PAGE EXCERPT:
Detection of recipient cells after non T-cell depleted bone marrow transplantation for leukemia by PCR amplification of minisatellites or of a Y chromosome marker has a different prognostic value.

We used polymerase chain reaction amplification of minisatellite sequences (33.6.3, MS51, YNZ22) and of a Y chromosome-specific sequence (DYZ1) to document prospectively chimerism in 23 leukemia patients grafted with non T-cell depleted marrows from HLA-identical sibling donors. Twenty-two patients had a complete hematopoietic chimerism (within the sensitivity limit of the method used: 1%) early (about 1 month) after transplantation and one had detectable residual host cells (partial chimerism). These cells were still present after 8 months, and this patient relapsed 16 months after transplantation. Two patients with early complete chimerism relapsed 16 and 17 months after transplantation. Seven patients died from toxicity or infections and 13 are in clinical remission with a follow-up of 16 to 48 months. Nine male patients grafted with the marrow from a female donor were also studied by amplification of the DYZ1 marker (0.01% sensitivity). In all nine cases, residual male nucleated cells were detected early and up to 1 year after transplantation. These results suggest that the detection of persistent residual recipient cells above a 1% level might be predictive of relapse but that the detection of such cells in a 0.01-1% range is probably unrelated to relapse and does not seem to influence the outcome of the transplantation procedure.

DIRECTIONS FOR THIS TASK: Repeat the part of the bone marrow transplantation abstract starting with "Detection of recipient" and going on through "different prognostic value.". The records have no connection to the bone marrow transplantation abstract.

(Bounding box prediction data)
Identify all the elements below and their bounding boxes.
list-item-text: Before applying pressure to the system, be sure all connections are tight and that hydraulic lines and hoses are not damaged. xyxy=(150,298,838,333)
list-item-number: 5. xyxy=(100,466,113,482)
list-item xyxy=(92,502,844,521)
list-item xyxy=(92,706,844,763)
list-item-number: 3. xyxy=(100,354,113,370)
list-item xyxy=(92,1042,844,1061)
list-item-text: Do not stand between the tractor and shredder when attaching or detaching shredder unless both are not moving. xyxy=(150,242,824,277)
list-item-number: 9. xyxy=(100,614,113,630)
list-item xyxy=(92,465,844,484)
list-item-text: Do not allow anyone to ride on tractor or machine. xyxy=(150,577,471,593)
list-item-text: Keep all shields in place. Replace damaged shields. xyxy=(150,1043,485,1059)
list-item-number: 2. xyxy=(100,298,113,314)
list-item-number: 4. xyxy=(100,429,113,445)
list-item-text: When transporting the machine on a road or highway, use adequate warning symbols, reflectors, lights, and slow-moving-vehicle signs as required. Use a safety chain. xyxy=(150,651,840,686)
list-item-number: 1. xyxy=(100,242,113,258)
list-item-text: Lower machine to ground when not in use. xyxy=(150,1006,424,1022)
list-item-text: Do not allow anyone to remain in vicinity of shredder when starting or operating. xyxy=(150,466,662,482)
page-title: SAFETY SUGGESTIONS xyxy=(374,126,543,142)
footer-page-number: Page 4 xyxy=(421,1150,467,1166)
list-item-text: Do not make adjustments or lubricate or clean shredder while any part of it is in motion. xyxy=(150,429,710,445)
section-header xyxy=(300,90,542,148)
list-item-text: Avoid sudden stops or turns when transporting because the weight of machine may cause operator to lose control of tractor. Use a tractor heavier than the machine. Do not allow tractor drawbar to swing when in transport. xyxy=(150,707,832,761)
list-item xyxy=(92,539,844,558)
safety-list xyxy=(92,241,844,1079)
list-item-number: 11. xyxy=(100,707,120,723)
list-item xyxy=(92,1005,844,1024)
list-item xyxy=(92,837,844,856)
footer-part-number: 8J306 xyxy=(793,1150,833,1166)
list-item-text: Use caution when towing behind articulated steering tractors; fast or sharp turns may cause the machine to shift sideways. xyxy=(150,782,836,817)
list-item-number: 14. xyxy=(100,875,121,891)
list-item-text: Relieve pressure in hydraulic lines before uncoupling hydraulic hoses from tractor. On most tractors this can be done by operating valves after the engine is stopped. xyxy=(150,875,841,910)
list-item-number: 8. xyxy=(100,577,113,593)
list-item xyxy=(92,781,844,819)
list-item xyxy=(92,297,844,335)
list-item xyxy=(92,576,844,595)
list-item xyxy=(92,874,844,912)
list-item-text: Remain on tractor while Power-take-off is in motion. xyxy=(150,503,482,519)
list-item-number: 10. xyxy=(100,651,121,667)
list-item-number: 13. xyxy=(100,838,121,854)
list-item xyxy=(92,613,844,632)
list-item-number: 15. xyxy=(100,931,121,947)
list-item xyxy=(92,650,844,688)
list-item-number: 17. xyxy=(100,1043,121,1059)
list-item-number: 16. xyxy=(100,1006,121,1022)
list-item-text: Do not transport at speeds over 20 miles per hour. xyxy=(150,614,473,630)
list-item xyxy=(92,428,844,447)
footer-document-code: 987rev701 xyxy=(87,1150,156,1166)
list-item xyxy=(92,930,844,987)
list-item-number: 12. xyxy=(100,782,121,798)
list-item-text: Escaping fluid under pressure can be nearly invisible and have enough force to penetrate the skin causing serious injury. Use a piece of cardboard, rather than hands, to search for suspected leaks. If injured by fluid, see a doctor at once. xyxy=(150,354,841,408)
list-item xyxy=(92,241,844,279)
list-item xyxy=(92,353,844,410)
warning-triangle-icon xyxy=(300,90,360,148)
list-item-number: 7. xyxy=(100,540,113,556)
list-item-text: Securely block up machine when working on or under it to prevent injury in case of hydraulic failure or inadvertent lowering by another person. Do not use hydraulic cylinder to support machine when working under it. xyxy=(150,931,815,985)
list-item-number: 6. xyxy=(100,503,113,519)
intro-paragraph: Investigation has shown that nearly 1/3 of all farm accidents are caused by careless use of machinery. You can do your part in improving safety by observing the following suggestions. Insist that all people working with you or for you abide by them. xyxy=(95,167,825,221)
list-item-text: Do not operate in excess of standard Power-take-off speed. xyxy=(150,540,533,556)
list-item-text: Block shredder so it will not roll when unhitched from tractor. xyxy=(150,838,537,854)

EXPECTED ANSWER:
Detection of recipient cells after non T-cell depleted bone marrow transplantation for leukemia by PCR amplification of minisatellites or of a Y chromosome marker has a different prognostic value.